------ Material shown ------

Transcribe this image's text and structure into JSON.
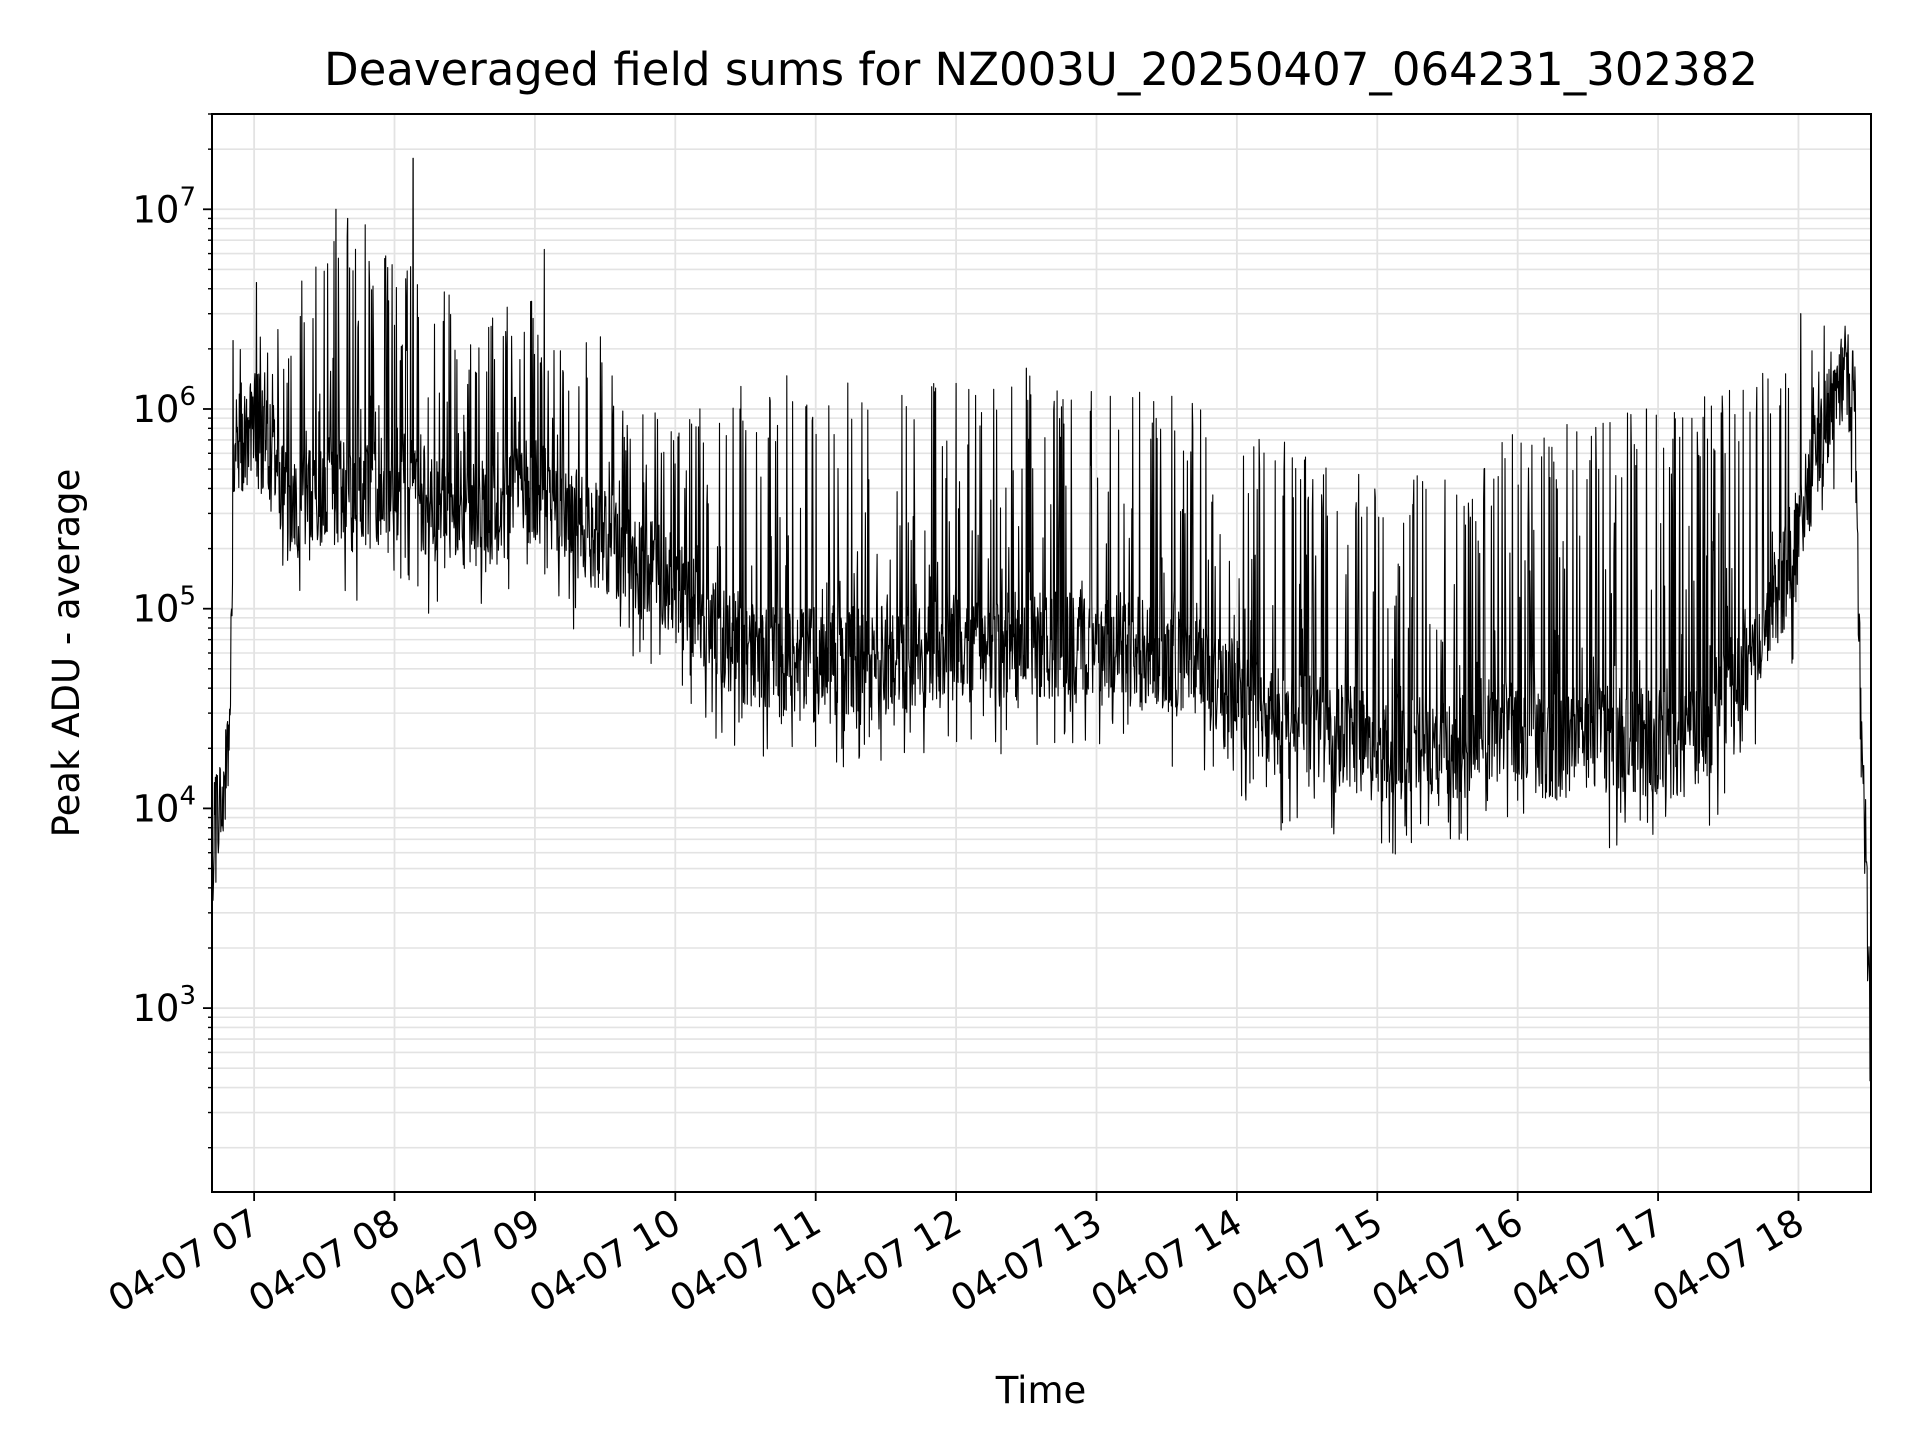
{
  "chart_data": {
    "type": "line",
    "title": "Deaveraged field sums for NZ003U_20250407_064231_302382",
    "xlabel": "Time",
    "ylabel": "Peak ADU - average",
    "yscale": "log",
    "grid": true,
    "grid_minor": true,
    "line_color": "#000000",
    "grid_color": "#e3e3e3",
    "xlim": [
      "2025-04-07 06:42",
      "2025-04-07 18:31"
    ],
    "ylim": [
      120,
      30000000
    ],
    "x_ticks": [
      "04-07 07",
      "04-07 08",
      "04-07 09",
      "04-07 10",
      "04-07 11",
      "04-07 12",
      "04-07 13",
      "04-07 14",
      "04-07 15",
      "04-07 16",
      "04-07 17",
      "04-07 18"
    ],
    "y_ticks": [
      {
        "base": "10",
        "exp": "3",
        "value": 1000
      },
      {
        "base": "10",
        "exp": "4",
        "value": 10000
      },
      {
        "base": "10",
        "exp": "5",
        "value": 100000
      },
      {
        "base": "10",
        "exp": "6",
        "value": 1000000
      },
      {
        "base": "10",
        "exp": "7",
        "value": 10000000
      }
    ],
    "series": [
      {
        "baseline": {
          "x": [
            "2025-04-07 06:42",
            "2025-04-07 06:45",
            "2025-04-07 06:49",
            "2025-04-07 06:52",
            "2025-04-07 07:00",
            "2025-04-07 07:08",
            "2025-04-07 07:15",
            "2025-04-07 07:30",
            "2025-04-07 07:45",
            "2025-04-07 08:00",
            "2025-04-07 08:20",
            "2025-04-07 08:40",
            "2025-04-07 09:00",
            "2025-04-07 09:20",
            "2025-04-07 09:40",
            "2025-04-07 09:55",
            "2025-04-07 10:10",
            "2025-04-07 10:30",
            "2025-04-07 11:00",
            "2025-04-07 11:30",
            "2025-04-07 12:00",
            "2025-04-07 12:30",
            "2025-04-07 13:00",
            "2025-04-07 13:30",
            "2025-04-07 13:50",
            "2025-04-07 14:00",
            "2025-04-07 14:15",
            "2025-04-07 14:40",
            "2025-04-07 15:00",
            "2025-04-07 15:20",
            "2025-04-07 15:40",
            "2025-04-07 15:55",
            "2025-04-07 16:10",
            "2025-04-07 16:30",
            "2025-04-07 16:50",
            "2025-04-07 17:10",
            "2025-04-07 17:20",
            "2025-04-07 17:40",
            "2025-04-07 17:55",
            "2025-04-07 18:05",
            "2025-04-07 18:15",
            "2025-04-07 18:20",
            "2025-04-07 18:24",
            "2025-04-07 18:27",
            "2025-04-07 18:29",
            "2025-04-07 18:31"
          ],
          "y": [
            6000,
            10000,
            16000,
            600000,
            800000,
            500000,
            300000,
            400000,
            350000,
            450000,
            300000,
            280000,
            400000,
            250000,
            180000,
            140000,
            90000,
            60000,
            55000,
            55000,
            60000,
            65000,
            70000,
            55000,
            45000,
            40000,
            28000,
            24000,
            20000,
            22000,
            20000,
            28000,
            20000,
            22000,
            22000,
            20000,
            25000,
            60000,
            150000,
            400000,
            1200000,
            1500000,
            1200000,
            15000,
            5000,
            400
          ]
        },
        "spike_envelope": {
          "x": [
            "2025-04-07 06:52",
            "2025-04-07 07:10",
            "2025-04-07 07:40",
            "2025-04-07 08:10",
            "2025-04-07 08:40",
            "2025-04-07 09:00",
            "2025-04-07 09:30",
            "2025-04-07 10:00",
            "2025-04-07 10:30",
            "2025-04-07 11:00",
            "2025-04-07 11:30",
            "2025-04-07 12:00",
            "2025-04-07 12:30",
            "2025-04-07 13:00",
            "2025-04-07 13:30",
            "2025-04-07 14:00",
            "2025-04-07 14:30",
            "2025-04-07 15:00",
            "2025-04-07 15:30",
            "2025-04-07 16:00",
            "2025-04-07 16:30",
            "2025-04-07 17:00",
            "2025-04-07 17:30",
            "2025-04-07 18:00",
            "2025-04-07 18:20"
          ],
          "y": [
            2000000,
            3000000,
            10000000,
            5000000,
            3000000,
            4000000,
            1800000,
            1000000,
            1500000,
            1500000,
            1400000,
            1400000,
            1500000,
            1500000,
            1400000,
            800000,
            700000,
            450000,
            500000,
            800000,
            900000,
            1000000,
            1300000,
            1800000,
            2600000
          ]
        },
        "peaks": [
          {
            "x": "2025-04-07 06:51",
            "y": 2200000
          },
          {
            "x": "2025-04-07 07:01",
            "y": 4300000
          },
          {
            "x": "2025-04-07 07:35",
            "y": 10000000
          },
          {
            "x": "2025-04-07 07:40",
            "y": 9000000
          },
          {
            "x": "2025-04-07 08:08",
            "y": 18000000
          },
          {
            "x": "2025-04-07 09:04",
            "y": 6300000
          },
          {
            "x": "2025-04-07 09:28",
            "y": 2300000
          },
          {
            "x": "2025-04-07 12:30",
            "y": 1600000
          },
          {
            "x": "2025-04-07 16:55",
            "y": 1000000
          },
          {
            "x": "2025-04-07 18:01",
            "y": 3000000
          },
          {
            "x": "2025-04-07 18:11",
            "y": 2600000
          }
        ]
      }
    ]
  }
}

------
------ Material shown ------

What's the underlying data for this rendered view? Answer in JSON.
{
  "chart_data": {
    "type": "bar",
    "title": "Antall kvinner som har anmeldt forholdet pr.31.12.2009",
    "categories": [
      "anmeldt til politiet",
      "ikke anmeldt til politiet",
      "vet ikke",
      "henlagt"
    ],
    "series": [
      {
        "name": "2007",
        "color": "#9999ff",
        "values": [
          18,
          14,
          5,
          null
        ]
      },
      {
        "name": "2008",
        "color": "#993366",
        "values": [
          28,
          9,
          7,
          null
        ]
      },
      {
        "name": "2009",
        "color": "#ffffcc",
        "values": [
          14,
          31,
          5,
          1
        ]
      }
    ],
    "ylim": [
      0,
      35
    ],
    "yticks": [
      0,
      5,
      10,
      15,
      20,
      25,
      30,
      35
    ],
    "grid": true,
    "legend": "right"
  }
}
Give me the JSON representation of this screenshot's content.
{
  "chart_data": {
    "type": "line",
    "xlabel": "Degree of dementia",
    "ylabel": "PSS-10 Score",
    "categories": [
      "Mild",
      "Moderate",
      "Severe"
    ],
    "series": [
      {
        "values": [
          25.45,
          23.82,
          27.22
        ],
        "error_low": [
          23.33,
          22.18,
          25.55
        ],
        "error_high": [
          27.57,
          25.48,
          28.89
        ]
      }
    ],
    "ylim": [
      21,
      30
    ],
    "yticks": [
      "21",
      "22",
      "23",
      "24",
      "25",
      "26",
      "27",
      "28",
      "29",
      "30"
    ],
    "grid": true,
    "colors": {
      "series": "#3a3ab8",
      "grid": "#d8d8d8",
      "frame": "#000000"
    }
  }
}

------
------ Material shown ------

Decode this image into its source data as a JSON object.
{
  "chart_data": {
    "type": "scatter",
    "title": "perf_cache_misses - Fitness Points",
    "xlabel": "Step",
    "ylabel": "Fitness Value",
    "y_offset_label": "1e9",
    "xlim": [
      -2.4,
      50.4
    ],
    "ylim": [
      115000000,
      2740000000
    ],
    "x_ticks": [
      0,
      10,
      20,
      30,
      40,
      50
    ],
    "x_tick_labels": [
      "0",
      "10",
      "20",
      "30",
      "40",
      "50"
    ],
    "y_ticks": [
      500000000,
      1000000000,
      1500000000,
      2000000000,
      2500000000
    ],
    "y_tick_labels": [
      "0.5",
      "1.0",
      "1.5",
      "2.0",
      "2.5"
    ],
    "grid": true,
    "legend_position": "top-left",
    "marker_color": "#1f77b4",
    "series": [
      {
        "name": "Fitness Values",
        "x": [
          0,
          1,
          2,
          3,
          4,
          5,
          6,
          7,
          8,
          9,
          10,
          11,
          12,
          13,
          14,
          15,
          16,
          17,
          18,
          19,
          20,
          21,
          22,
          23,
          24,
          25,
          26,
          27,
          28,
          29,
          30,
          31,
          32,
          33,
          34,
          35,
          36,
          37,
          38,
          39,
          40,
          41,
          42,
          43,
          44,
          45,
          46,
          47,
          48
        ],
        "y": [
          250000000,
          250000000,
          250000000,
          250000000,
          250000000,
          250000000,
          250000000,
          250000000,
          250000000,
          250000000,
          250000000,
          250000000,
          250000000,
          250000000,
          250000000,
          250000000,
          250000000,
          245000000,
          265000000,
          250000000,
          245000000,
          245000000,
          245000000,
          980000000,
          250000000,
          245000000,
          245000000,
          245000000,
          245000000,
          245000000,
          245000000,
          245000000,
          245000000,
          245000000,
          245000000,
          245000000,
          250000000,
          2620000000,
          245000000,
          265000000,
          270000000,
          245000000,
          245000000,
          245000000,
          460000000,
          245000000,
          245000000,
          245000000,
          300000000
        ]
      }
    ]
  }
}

------

Copy every line that contains the string "Fitness".

Answer to this problem
    "title": "perf_cache_misses - Fitness Points",
    "ylabel": "Fitness Value",
        "name": "Fitness Values",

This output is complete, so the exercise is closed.